Written request: Copy every line of the data exactly, leaving nothing out.

++++ Records provided

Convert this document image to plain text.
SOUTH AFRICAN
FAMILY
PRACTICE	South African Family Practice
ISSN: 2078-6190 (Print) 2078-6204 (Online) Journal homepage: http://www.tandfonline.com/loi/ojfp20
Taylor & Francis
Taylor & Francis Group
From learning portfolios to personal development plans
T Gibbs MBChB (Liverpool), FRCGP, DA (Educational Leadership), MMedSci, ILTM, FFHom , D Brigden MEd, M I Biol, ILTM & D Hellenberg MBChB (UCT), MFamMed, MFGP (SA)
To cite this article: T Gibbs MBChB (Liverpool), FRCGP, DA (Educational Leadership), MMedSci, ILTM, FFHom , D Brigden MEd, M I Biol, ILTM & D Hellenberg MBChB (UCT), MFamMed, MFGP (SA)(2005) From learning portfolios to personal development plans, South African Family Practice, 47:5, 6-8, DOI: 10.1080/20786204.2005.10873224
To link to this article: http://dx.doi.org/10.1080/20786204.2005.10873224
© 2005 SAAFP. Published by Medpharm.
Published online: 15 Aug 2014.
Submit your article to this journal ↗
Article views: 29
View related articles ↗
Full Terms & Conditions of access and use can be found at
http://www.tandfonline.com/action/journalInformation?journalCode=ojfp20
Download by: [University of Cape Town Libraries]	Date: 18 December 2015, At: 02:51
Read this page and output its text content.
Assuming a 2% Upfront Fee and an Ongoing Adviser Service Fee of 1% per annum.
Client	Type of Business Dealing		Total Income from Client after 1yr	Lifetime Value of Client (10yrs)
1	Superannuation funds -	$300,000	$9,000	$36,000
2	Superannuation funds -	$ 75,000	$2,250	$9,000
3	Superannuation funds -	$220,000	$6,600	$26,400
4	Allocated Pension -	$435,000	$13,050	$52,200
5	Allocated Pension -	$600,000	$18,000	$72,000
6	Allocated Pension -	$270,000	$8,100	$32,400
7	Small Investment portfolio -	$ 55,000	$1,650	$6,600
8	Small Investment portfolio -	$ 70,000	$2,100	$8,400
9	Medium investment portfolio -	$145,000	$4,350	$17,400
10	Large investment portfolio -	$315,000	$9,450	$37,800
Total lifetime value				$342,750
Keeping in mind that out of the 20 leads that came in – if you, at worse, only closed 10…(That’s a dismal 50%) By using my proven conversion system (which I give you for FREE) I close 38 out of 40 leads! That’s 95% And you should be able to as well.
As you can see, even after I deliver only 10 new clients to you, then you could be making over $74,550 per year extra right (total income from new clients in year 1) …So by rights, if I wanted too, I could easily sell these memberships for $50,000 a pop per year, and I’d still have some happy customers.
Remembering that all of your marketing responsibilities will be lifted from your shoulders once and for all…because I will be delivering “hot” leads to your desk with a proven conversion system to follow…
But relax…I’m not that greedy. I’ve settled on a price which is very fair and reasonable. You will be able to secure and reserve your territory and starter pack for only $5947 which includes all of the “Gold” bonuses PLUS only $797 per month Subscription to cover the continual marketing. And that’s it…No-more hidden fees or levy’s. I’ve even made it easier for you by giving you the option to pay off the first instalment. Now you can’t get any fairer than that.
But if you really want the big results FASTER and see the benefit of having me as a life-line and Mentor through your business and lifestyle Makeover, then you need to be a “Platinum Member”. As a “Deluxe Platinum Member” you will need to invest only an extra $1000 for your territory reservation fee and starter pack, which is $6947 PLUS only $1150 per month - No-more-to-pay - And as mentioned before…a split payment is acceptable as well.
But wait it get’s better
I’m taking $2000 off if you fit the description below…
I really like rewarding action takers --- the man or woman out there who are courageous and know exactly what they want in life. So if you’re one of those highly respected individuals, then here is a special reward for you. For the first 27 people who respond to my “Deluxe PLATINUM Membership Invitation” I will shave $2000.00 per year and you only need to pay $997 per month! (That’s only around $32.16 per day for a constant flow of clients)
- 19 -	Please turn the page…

++++++++

Written solution:
Convert this document image to plain text.
SOUTH AFRICAN
FAMILY
PRACTICE	South African Family Practice
ISSN: 2078-6190 (Print) 2078-6204 (Online) Journal homepage: http://www.tandfonline.com/loi/ojfp20
Taylor & Francis
Taylor & Francis Group
From learning portfolios to personal development plans
T Gibbs MBChB (Liverpool), FRCGP, DA (Educational Leadership), MMedSci, ILTM, FFHom , D Brigden MEd, M I Biol, ILTM & D Hellenberg MBChB (UCT), MFamMed, MFGP (SA)
To cite this article: T Gibbs MBChB (Liverpool), FRCGP, DA (Educational Leadership), MMedSci, ILTM, FFHom , D Brigden MEd, M I Biol, ILTM & D Hellenberg MBChB (UCT), MFamMed, MFGP (SA)(2005) From learning portfolios to personal development plans, South African Family Practice, 47:5, 6-8, DOI: 10.1080/20786204.2005.10873224
To link to this article: http://dx.doi.org/10.1080/20786204.2005.10873224
© 2005 SAAFP. Published by Medpharm.
Published online: 15 Aug 2014.
Submit your article to this journal ↗
Article views: 29
View related articles ↗
Full Terms & Conditions of access and use can be found at
http://www.tandfonline.com/action/journalInformation?journalCode=ojfp20
Download by: [University of Cape Town Libraries]	Date: 18 December 2015, At: 02:51
Read this page and output its text content.
Assuming a 2% Upfront Fee and an Ongoing Adviser Service Fee of 1% per annum.
Client	Type of Business Dealing		Total Income from Client after 1yr	Lifetime Value of Client (10yrs)
1	Superannuation funds -	$300,000	$9,000	$36,000
2	Superannuation funds -	$ 75,000	$2,250	$9,000
3	Superannuation funds -	$220,000	$6,600	$26,400
4	Allocated Pension -	$435,000	$13,050	$52,200
5	Allocated Pension -	$600,000	$18,000	$72,000
6	Allocated Pension -	$270,000	$8,100	$32,400
7	Small Investment portfolio -	$ 55,000	$1,650	$6,600
8	Small Investment portfolio -	$ 70,000	$2,100	$8,400
9	Medium investment portfolio -	$145,000	$4,350	$17,400
10	Large investment portfolio -	$315,000	$9,450	$37,800
Total lifetime value				$342,750
Keeping in mind that out of the 20 leads that came in – if you, at worse, only closed 10…(That’s a dismal 50%) By using my proven conversion system (which I give you for FREE) I close 38 out of 40 leads! That’s 95% And you should be able to as well.
As you can see, even after I deliver only 10 new clients to you, then you could be making over $74,550 per year extra right (total income from new clients in year 1) …So by rights, if I wanted too, I could easily sell these memberships for $50,000 a pop per year, and I’d still have some happy customers.
Remembering that all of your marketing responsibilities will be lifted from your shoulders once and for all…because I will be delivering “hot” leads to your desk with a proven conversion system to follow…
But relax…I’m not that greedy. I’ve settled on a price which is very fair and reasonable. You will be able to secure and reserve your territory and starter pack for only $5947 which includes all of the “Gold” bonuses PLUS only $797 per month Subscription to cover the continual marketing. And that’s it…No-more hidden fees or levy’s. I’ve even made it easier for you by giving you the option to pay off the first instalment. Now you can’t get any fairer than that.
But if you really want the big results FASTER and see the benefit of having me as a life-line and Mentor through your business and lifestyle Makeover, then you need to be a “Platinum Member”. As a “Deluxe Platinum Member” you will need to invest only an extra $1000 for your territory reservation fee and starter pack, which is $6947 PLUS only $1150 per month - No-more-to-pay - And as mentioned before…a split payment is acceptable as well.
But wait it get’s better
I’m taking $2000 off if you fit the description below…
I really like rewarding action takers --- the man or woman out there who are courageous and know exactly what they want in life. So if you’re one of those highly respected individuals, then here is a special reward for you. For the first 27 people who respond to my “Deluxe PLATINUM Membership Invitation” I will shave $2000.00 per year and you only need to pay $997 per month! (That’s only around $32.16 per day for a constant flow of clients)
- 19 -	Please turn the page…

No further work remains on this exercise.